# The input
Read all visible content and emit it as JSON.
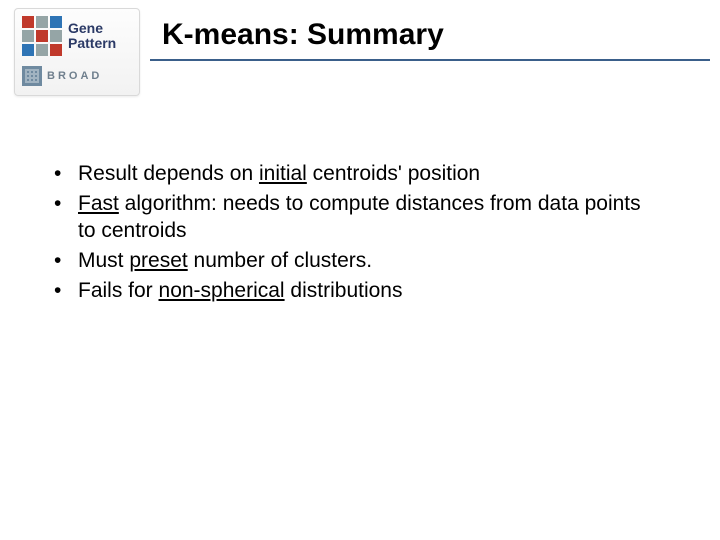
{
  "title": "K-means: Summary",
  "logo": {
    "gene": "Gene",
    "pattern": "Pattern",
    "broad": "BROAD",
    "grid_colors": [
      "#c0392b",
      "#95a5a6",
      "#2e74b5",
      "#95a5a6",
      "#c0392b",
      "#95a5a6",
      "#2e74b5",
      "#95a5a6",
      "#c0392b"
    ]
  },
  "bullets": [
    {
      "pre": "Result depends on ",
      "u": "initial",
      "post": " centroids' position"
    },
    {
      "pre": "",
      "u": "Fast",
      "post": " algorithm: needs to compute distances from data points to centroids"
    },
    {
      "pre": "Must ",
      "u": "preset",
      "post": " number of clusters."
    },
    {
      "pre": "Fails for ",
      "u": "non-spherical",
      "post": " distributions"
    }
  ],
  "style": {
    "title_fontsize": 30,
    "title_color": "#000000",
    "rule_color": "#3a5f8a",
    "body_fontsize": 21,
    "body_color": "#000000",
    "background": "#ffffff"
  }
}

# Your task
Each entry gets copied exactly; the pictures stay out.

# Answer for the task
Read all visible content and emit it as JSON.
{
  "title": "K-means: Summary",
  "logo": {
    "gene": "Gene",
    "pattern": "Pattern",
    "broad": "BROAD",
    "grid_colors": [
      "#c0392b",
      "#95a5a6",
      "#2e74b5",
      "#95a5a6",
      "#c0392b",
      "#95a5a6",
      "#2e74b5",
      "#95a5a6",
      "#c0392b"
    ]
  },
  "bullets": [
    {
      "pre": "Result depends on ",
      "u": "initial",
      "post": " centroids' position"
    },
    {
      "pre": "",
      "u": "Fast",
      "post": " algorithm: needs to compute distances from data points to centroids"
    },
    {
      "pre": "Must ",
      "u": "preset",
      "post": " number of clusters."
    },
    {
      "pre": "Fails for ",
      "u": "non-spherical",
      "post": " distributions"
    }
  ],
  "style": {
    "title_fontsize": 30,
    "title_color": "#000000",
    "rule_color": "#3a5f8a",
    "body_fontsize": 21,
    "body_color": "#000000",
    "background": "#ffffff"
  }
}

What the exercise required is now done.